**EXERCISE DESCRIPTION**: Copy out, from the entries below, each line holding the string "What".

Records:
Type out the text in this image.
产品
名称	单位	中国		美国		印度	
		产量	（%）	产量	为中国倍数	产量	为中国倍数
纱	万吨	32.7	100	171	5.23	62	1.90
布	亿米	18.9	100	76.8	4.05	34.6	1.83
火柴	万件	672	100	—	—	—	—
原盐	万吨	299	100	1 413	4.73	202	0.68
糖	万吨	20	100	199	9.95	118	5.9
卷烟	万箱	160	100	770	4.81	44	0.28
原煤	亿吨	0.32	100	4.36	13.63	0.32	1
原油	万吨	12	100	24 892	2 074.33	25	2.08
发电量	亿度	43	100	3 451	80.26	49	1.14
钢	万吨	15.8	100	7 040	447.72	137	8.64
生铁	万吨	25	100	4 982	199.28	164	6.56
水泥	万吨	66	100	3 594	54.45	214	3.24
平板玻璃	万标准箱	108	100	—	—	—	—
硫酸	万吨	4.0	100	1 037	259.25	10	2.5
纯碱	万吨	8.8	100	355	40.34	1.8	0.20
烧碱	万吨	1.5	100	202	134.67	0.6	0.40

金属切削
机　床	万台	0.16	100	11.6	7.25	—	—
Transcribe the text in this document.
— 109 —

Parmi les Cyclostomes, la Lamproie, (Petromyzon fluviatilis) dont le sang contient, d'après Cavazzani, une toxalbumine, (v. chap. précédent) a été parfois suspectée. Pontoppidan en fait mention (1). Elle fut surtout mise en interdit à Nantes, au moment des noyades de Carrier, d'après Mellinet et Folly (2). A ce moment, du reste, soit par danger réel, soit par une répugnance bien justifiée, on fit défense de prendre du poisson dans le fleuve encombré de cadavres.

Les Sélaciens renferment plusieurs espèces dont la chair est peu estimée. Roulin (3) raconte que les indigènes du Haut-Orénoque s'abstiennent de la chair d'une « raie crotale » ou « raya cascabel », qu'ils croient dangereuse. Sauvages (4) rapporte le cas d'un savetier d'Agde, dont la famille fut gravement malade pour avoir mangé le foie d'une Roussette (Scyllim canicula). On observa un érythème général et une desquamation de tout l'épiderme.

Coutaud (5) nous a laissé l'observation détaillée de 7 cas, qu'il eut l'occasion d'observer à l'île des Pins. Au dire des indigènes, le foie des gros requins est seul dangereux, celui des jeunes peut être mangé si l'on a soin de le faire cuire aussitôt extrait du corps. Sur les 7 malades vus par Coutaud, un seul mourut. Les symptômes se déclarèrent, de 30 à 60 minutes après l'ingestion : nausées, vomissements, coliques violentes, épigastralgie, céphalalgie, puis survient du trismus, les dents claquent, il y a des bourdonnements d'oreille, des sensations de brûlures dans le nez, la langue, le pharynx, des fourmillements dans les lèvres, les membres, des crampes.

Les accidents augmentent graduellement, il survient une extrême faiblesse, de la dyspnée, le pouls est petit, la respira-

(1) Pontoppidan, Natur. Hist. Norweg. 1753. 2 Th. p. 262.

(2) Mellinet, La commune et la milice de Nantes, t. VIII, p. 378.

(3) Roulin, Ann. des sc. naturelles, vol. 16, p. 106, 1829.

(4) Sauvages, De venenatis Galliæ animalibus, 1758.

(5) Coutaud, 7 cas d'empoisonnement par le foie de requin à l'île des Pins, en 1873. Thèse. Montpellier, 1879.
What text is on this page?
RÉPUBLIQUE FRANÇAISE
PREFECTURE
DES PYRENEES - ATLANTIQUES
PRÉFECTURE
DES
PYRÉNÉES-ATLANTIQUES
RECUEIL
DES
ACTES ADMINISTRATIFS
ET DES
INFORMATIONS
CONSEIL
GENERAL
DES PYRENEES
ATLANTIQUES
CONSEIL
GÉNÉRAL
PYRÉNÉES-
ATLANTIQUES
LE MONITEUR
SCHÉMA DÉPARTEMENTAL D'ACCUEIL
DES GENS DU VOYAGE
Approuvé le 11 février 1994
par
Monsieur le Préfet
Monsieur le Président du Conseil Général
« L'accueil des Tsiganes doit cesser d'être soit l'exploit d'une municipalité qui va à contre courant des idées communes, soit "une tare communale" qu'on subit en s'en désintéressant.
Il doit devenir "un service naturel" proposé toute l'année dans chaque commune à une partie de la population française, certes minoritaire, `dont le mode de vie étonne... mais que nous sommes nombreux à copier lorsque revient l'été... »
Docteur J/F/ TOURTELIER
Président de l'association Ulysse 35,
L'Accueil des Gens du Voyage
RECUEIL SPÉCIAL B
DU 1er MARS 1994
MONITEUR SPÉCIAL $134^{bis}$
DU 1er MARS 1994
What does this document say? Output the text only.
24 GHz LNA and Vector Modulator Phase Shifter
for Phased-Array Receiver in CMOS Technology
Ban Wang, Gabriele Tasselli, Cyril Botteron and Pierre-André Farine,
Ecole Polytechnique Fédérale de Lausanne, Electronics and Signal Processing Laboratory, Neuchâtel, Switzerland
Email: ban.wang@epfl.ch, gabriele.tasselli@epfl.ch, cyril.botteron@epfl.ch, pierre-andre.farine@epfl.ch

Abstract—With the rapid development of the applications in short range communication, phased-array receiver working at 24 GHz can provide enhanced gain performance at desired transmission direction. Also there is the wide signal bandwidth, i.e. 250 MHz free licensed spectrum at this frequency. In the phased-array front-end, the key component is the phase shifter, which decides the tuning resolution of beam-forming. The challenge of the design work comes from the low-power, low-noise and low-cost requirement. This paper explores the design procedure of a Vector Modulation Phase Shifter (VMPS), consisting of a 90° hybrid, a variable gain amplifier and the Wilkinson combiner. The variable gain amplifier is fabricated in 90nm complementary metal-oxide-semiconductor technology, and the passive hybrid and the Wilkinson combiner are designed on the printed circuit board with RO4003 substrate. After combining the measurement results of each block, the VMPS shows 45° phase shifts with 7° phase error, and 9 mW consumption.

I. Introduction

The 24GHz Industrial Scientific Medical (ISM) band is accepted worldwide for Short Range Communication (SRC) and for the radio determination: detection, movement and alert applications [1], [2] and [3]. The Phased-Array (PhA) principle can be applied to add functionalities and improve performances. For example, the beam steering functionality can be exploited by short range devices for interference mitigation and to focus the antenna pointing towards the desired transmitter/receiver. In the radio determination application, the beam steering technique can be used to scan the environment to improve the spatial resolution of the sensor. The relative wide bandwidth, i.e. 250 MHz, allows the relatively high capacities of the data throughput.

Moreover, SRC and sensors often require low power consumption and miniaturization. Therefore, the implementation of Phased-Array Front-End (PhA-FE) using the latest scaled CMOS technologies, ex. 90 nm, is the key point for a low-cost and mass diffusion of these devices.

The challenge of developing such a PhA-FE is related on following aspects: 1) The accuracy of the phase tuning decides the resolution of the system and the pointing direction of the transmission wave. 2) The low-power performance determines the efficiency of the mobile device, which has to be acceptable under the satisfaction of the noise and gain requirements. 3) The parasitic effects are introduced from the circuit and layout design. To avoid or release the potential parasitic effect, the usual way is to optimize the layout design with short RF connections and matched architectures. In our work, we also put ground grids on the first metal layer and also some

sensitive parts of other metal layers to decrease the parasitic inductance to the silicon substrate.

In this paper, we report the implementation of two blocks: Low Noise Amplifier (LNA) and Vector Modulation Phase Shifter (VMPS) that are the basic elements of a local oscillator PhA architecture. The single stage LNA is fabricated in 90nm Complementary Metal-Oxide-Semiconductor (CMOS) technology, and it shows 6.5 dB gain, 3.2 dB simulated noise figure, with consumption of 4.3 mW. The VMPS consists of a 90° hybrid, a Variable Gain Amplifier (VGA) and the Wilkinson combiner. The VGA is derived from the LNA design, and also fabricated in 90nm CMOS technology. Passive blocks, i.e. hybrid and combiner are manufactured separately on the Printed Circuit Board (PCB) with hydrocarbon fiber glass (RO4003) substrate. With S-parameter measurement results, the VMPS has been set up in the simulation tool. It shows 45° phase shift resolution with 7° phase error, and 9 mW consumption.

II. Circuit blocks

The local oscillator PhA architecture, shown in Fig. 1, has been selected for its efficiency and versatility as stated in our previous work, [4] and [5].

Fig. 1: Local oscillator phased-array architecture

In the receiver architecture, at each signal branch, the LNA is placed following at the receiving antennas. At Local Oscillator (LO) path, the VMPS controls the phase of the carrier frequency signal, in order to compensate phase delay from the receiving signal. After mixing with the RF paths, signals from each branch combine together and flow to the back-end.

**OUTPUT**:
What text is on this page?
What does this document say? Output the text only.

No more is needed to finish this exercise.